*** Recorded information

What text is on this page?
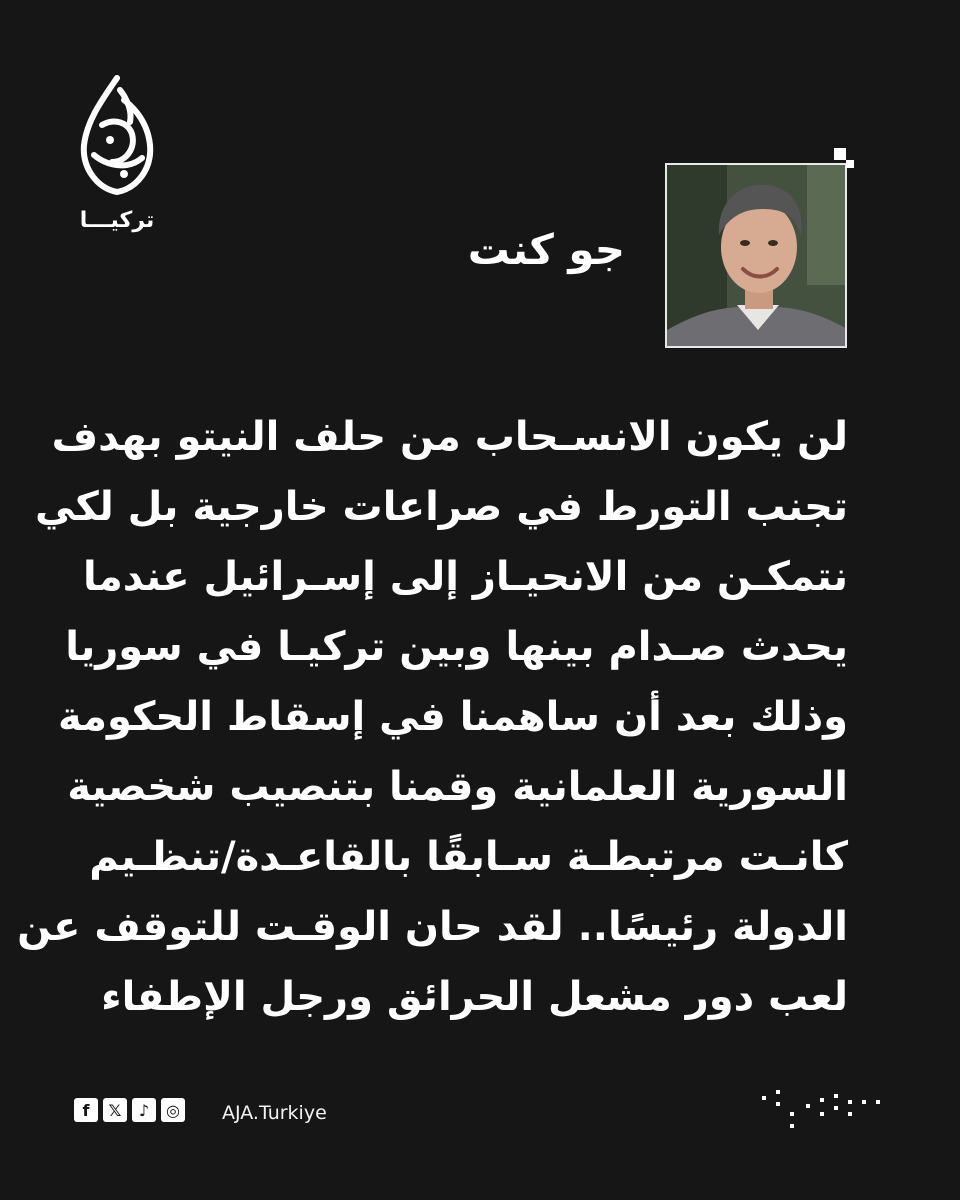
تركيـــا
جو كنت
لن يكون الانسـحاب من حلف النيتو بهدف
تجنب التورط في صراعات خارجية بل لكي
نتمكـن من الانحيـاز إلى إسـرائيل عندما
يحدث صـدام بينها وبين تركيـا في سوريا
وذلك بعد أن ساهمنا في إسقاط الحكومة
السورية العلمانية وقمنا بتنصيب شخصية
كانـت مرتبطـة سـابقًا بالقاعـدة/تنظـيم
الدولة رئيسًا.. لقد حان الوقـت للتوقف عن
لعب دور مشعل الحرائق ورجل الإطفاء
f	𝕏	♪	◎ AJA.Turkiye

******
*** Recorded information

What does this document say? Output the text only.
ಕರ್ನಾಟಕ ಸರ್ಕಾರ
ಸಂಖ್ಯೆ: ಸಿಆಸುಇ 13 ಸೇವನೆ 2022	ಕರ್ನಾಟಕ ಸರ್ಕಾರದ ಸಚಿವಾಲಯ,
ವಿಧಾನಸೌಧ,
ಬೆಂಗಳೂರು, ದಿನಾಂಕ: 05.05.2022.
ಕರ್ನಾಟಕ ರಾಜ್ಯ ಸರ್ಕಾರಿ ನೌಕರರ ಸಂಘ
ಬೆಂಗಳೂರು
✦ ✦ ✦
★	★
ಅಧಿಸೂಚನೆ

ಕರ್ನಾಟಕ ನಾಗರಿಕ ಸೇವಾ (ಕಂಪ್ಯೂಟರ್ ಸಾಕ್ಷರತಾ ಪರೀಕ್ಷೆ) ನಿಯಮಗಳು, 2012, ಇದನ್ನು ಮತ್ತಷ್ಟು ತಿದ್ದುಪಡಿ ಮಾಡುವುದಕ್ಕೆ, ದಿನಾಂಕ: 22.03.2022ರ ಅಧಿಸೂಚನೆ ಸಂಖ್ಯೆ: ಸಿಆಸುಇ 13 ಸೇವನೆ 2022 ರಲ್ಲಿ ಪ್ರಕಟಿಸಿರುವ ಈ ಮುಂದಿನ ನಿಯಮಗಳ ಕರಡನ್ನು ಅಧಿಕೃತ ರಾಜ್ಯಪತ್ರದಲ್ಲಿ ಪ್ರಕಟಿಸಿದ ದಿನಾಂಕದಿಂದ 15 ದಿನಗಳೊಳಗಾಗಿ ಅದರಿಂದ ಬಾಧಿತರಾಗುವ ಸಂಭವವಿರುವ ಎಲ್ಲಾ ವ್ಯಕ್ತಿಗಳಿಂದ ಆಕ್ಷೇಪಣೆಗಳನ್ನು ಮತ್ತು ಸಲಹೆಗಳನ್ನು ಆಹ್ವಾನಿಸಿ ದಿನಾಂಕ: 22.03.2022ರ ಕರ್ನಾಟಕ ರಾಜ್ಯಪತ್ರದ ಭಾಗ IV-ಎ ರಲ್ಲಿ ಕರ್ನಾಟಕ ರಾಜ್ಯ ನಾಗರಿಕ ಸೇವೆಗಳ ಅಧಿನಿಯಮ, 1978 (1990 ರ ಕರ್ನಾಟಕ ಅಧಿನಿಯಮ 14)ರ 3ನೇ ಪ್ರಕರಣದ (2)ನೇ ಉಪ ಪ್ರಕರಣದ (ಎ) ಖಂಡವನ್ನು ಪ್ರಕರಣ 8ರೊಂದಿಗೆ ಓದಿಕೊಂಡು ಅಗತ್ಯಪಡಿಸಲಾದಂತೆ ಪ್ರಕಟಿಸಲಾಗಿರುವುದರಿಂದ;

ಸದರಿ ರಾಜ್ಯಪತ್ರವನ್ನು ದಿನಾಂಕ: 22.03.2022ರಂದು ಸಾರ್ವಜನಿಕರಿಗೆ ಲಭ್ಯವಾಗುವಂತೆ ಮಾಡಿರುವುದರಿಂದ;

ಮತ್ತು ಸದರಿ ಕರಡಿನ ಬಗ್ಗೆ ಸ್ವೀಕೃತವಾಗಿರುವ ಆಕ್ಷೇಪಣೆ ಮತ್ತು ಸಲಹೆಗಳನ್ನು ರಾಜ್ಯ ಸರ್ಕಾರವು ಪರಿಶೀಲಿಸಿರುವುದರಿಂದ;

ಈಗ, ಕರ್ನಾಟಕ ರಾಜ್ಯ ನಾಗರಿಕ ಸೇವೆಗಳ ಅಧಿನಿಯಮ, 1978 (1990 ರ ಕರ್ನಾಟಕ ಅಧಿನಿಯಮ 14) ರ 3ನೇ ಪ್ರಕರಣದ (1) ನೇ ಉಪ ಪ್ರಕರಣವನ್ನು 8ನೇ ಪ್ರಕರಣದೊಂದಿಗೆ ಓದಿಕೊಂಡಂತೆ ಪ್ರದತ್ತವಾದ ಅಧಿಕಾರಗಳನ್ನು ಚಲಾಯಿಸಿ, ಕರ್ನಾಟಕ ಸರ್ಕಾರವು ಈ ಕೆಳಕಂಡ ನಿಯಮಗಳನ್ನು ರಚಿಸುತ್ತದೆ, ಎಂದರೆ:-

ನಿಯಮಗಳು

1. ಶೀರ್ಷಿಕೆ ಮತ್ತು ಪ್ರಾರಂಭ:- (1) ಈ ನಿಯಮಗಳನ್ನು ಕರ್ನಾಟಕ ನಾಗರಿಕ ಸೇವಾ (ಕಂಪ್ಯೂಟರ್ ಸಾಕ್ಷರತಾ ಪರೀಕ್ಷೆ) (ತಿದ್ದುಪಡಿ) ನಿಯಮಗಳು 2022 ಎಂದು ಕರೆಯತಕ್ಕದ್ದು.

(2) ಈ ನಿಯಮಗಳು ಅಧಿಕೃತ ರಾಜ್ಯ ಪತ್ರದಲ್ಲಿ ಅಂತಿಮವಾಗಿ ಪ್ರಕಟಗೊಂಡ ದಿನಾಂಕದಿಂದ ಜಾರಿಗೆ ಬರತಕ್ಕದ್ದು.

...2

******

*Instructions for the task*. Every line of the listing that holds "ರಕರಣದ" should be found and copied.

*Answer to this task*.
ಕರ್ನಾಟಕ ನಾಗರಿಕ ಸೇವಾ (ಕಂಪ್ಯೂಟರ್ ಸಾಕ್ಷರತಾ ಪರೀಕ್ಷೆ) ನಿಯಮಗಳು, 2012, ಇದನ್ನು ಮತ್ತಷ್ಟು ತಿದ್ದುಪಡಿ ಮಾಡುವುದಕ್ಕೆ, ದಿನಾಂಕ: 22.03.2022ರ ಅಧಿಸೂಚನೆ ಸಂಖ್ಯೆ: ಸಿಆಸುಇ 13 ಸೇವನೆ 2022 ರಲ್ಲಿ ಪ್ರಕಟಿಸಿರುವ ಈ ಮುಂದಿನ ನಿಯಮಗಳ ಕರಡನ್ನು ಅಧಿಕೃತ ರಾಜ್ಯಪತ್ರದಲ್ಲಿ ಪ್ರಕಟಿಸಿದ ದಿನಾಂಕದಿಂದ 15 ದಿನಗಳೊಳಗಾಗಿ ಅದರಿಂದ ಬಾಧಿತರಾಗುವ ಸಂಭವವಿರುವ ಎಲ್ಲಾ ವ್ಯಕ್ತಿಗಳಿಂದ ಆಕ್ಷೇಪಣೆಗಳನ್ನು ಮತ್ತು ಸಲಹೆಗಳನ್ನು ಆಹ್ವಾನಿಸಿ ದಿನಾಂಕ: 22.03.2022ರ ಕರ್ನಾಟಕ ರಾಜ್ಯಪತ್ರದ ಭಾಗ IV-ಎ ರಲ್ಲಿ ಕರ್ನಾಟಕ ರಾಜ್ಯ ನಾಗರಿಕ ಸೇವೆಗಳ ಅಧಿನಿಯಮ, 1978 (1990 ರ ಕರ್ನಾಟಕ ಅಧಿನಿಯಮ 14)ರ 3ನೇ ಪ್ರಕರಣದ (2)ನೇ ಉಪ ಪ್ರಕರಣದ (ಎ) ಖಂಡವನ್ನು ಪ್ರಕರಣ 8ರೊಂದಿಗೆ ಓದಿಕೊಂಡು ಅಗತ್ಯಪಡಿಸಲಾದಂತೆ ಪ್ರಕಟಿಸಲಾಗಿರುವುದರಿಂದ;
ಈಗ, ಕರ್ನಾಟಕ ರಾಜ್ಯ ನಾಗರಿಕ ಸೇವೆಗಳ ಅಧಿನಿಯಮ, 1978 (1990 ರ ಕರ್ನಾಟಕ ಅಧಿನಿಯಮ 14) ರ 3ನೇ ಪ್ರಕರಣದ (1) ನೇ ಉಪ ಪ್ರಕರಣವನ್ನು 8ನೇ ಪ್ರಕರಣದೊಂದಿಗೆ ಓದಿಕೊಂಡಂತೆ ಪ್ರದತ್ತವಾದ ಅಧಿಕಾರಗಳನ್ನು ಚಲಾಯಿಸಿ, ಕರ್ನಾಟಕ ಸರ್ಕಾರವು ಈ ಕೆಳಕಂಡ ನಿಯಮಗಳನ್ನು ರಚಿಸುತ್ತದೆ, ಎಂದರೆ:-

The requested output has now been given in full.